*Instruction*.
Extract all lines in the data that contain the word "CompTotal".

*Input rows*.
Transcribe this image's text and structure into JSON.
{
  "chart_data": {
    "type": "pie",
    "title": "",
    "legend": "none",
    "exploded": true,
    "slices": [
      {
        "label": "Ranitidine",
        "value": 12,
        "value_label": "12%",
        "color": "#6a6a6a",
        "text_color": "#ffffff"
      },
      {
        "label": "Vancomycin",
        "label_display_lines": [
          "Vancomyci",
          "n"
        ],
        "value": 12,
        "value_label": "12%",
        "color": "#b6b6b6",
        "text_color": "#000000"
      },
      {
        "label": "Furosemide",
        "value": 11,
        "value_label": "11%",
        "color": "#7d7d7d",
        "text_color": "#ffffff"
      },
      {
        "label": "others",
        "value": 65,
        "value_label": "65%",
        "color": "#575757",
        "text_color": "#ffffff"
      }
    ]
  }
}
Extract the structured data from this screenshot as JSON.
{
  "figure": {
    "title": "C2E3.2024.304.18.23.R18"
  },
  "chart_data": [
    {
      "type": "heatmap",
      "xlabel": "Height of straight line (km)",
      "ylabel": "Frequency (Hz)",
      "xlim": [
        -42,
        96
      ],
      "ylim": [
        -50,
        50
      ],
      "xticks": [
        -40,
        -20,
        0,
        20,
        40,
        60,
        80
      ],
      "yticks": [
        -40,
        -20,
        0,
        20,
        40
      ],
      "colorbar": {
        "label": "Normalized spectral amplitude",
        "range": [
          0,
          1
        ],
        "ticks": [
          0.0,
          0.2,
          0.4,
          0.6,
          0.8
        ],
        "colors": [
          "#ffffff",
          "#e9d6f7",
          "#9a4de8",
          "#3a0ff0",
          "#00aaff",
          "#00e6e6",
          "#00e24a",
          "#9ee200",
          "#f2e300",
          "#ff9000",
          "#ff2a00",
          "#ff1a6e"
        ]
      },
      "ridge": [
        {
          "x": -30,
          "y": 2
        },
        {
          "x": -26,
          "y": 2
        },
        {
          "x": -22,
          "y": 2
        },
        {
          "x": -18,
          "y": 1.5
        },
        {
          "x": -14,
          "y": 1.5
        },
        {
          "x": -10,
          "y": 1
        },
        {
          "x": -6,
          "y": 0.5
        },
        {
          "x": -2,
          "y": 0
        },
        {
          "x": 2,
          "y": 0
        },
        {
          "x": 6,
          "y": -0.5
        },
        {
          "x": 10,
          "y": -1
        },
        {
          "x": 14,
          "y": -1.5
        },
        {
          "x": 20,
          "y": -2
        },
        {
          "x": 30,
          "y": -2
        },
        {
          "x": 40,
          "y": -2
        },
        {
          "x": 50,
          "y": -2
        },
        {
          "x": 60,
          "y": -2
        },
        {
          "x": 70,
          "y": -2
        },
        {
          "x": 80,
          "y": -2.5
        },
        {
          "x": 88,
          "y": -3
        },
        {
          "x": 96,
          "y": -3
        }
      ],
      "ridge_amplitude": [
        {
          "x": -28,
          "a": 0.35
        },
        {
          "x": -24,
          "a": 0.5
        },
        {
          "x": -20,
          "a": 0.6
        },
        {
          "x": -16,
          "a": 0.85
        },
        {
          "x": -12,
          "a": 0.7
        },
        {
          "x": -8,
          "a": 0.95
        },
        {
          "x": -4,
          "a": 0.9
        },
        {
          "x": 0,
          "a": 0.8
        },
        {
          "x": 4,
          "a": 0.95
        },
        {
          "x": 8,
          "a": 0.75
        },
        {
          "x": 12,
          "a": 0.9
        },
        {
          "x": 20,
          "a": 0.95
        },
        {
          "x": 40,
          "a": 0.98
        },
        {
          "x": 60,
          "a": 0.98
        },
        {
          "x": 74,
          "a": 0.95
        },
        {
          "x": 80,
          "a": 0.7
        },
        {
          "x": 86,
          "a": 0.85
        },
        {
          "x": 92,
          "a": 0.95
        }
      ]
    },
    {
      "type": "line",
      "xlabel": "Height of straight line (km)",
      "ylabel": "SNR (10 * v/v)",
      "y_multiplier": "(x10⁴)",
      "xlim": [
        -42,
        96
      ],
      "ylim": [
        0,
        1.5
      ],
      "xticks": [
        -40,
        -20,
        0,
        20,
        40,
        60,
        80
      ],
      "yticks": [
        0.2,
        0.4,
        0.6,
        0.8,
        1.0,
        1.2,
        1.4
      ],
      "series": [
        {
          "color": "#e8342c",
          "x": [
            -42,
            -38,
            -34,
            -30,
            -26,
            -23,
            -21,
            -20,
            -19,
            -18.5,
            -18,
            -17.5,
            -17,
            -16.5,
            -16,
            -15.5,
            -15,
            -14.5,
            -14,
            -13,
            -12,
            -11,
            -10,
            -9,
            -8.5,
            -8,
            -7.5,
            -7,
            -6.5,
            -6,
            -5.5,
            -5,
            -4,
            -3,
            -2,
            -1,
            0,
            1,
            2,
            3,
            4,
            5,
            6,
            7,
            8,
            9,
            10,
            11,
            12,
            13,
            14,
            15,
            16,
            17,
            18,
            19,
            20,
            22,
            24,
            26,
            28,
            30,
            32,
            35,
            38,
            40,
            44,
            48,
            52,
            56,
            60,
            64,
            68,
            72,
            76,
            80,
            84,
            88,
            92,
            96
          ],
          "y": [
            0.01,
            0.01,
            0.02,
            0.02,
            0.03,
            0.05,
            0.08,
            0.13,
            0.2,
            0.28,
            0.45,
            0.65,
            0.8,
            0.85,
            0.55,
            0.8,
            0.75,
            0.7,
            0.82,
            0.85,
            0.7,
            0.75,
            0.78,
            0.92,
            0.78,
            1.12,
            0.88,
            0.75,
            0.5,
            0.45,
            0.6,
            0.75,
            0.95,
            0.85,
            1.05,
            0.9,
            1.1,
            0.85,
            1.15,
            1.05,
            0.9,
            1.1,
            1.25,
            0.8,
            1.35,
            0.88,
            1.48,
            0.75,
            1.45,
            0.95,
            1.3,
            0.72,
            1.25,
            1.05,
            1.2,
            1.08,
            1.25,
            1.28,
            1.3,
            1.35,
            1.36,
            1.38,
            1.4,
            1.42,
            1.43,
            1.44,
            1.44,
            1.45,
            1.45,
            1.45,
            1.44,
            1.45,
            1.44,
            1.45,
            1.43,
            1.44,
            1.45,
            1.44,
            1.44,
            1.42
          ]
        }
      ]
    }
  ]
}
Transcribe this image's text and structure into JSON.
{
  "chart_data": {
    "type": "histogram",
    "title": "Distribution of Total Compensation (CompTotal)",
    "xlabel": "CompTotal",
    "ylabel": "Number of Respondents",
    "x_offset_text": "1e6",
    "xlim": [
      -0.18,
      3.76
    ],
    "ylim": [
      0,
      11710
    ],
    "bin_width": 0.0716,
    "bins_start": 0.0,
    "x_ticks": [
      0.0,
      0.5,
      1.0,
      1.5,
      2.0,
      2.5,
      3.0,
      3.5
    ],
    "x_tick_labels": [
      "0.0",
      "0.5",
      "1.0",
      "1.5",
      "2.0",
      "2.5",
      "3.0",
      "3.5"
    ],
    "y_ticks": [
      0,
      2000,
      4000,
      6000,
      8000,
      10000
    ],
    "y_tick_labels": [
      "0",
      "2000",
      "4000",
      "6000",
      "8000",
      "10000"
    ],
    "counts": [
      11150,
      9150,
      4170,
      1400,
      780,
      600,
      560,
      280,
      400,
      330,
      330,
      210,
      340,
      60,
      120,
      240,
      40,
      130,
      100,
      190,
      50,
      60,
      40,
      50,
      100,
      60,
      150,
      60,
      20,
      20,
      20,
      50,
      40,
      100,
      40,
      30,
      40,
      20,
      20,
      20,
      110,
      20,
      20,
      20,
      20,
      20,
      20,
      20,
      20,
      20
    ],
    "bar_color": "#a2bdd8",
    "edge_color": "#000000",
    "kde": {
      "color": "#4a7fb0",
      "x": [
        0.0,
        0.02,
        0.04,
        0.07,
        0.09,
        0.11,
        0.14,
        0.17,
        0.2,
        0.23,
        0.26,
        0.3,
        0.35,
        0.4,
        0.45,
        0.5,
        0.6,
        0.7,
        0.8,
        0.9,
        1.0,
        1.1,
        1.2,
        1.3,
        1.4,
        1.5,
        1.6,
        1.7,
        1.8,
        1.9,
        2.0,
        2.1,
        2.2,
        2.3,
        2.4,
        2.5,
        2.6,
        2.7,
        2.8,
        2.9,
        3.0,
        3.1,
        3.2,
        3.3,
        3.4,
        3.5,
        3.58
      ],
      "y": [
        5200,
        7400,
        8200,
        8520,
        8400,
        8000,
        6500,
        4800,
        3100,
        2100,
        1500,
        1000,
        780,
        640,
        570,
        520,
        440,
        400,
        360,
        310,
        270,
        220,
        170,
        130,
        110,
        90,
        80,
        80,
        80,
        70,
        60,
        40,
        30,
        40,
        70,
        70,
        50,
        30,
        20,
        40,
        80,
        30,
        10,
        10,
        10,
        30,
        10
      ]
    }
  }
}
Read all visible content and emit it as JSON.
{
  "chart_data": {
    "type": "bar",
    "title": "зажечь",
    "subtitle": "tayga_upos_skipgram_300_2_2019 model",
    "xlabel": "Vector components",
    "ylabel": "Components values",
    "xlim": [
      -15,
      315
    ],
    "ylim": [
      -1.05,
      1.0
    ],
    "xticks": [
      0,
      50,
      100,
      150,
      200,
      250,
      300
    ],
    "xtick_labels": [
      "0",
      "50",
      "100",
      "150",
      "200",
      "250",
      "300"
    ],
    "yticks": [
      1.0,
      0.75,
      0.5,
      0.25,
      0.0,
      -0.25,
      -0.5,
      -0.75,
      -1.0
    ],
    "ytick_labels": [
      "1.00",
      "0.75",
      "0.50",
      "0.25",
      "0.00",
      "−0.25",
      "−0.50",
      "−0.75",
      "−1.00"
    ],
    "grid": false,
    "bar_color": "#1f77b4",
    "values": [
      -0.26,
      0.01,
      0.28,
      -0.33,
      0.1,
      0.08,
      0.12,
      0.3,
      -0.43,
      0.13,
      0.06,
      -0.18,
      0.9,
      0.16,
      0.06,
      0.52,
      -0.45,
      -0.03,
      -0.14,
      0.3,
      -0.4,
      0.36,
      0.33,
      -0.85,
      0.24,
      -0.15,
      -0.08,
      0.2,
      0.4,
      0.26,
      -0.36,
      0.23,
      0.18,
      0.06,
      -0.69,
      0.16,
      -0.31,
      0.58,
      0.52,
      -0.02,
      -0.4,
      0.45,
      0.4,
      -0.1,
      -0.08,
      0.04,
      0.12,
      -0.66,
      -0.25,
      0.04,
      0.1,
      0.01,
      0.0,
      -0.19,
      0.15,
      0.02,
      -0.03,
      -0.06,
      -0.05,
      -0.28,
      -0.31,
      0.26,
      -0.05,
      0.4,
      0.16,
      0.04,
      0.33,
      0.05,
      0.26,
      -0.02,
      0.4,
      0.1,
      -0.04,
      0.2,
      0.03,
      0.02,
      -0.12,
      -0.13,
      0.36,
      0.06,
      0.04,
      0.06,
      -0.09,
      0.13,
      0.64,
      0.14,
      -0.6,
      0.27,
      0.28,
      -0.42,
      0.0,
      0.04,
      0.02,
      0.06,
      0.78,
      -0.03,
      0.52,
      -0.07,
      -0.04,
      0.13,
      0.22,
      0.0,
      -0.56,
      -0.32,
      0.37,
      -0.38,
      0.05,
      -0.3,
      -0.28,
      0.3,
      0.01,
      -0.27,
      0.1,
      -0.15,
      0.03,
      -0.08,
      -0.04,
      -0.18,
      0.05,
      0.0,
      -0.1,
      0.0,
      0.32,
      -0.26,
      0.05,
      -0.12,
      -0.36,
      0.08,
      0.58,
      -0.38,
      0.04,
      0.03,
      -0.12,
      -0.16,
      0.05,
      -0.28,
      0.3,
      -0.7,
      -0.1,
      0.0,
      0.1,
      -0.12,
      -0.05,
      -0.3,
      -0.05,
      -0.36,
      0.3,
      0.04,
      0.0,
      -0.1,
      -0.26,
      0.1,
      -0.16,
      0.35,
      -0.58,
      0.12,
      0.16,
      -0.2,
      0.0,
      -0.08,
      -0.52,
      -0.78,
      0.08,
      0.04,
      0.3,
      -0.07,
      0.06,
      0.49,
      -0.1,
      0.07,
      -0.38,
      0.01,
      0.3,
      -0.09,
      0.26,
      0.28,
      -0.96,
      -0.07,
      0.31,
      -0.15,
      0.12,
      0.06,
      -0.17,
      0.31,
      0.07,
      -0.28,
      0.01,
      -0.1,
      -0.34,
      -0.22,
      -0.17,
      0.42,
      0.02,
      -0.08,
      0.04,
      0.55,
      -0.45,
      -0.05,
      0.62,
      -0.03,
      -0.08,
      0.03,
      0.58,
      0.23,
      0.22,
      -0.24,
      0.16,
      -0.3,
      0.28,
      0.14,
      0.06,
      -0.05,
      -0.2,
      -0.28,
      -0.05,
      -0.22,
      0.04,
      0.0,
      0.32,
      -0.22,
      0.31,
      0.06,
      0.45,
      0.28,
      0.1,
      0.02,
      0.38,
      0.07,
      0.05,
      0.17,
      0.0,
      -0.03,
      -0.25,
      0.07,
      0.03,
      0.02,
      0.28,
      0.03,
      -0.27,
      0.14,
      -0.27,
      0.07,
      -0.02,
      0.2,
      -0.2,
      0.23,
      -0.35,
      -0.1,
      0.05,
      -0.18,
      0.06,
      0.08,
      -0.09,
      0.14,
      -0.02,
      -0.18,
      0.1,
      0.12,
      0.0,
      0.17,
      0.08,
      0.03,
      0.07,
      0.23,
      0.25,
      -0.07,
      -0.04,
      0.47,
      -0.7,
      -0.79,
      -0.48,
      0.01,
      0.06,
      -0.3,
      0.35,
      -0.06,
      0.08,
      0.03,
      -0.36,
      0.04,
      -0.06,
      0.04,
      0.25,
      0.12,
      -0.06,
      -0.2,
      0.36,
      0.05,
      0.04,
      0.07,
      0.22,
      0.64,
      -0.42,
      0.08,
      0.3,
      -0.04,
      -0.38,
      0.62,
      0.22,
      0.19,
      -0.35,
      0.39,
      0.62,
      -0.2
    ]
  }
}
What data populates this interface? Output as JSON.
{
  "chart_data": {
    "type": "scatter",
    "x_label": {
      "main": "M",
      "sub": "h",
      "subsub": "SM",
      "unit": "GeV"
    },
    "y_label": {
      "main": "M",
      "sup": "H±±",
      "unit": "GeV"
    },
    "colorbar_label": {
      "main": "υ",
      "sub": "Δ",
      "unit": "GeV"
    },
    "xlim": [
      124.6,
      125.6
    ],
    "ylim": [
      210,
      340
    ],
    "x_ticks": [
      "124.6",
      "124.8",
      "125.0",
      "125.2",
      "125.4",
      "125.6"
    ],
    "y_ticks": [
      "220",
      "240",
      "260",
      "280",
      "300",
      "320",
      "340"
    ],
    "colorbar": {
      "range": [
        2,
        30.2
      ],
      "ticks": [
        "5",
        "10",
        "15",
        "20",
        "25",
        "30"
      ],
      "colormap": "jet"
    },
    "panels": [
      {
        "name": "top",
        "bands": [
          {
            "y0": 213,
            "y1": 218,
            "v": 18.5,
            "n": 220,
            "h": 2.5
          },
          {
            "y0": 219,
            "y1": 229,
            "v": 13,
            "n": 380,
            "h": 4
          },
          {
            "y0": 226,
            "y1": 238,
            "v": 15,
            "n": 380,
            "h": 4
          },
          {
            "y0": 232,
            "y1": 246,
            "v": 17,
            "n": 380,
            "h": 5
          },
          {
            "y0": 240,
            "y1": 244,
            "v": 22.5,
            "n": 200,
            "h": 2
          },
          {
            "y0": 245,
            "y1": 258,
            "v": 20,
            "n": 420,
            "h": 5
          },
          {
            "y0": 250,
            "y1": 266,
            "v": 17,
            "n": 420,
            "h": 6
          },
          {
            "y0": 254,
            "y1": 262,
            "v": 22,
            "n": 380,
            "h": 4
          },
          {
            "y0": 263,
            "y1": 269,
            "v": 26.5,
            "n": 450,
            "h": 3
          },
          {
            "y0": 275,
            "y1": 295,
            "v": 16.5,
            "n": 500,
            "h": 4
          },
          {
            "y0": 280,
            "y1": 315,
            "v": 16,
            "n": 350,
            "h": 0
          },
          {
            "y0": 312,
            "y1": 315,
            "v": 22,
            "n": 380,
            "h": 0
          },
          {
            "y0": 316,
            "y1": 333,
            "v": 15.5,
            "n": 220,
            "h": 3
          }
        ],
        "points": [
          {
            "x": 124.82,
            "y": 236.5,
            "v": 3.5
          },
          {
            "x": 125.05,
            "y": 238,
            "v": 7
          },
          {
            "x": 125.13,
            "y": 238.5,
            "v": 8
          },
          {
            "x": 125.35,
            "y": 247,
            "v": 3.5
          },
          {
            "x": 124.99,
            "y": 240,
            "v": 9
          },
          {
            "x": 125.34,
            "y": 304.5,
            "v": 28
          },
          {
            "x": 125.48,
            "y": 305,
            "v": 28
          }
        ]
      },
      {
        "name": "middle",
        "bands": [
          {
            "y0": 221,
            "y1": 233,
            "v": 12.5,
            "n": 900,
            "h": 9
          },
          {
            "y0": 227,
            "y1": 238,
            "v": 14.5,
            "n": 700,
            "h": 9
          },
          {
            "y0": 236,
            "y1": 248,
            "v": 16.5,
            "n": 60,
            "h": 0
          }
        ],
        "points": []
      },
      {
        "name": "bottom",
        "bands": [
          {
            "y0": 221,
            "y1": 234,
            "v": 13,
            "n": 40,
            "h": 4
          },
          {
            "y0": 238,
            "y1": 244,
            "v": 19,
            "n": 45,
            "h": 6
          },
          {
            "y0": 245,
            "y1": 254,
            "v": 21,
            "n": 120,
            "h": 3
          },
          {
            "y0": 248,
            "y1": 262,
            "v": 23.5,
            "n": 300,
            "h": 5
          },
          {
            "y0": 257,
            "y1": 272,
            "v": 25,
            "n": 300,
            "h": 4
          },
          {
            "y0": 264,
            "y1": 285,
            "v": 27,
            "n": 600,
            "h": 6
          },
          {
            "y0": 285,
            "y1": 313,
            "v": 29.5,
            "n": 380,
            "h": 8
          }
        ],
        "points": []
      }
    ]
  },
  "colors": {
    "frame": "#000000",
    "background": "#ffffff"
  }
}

*Answer to the exercise*.
    "title": "Distribution of Total Compensation (CompTotal)",
    "xlabel": "CompTotal",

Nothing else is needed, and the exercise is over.